Return every line below in which "price" appears.

## begin Records

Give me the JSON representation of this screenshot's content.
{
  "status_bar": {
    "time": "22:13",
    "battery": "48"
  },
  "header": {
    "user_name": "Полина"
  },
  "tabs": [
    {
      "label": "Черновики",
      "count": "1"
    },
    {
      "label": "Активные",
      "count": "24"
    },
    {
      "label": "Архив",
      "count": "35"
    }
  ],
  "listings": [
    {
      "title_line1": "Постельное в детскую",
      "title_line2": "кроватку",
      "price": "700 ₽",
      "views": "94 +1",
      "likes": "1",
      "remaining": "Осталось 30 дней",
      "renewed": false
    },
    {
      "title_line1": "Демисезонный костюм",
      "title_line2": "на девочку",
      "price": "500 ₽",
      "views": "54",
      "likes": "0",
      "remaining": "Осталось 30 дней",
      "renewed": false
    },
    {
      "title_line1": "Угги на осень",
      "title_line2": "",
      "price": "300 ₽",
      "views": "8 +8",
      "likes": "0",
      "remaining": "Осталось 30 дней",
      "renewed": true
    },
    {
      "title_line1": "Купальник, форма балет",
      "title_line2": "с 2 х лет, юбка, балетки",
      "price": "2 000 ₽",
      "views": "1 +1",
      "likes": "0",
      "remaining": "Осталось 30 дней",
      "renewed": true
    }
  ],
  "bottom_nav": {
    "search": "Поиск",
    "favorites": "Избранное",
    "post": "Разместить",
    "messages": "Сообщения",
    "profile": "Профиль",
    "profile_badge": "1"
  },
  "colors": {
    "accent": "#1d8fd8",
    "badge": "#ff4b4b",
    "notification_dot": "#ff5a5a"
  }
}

## end Records

## Written reply
      "price": "700 ₽",
      "price": "500 ₽",
      "price": "300 ₽",
      "price": "2 000 ₽",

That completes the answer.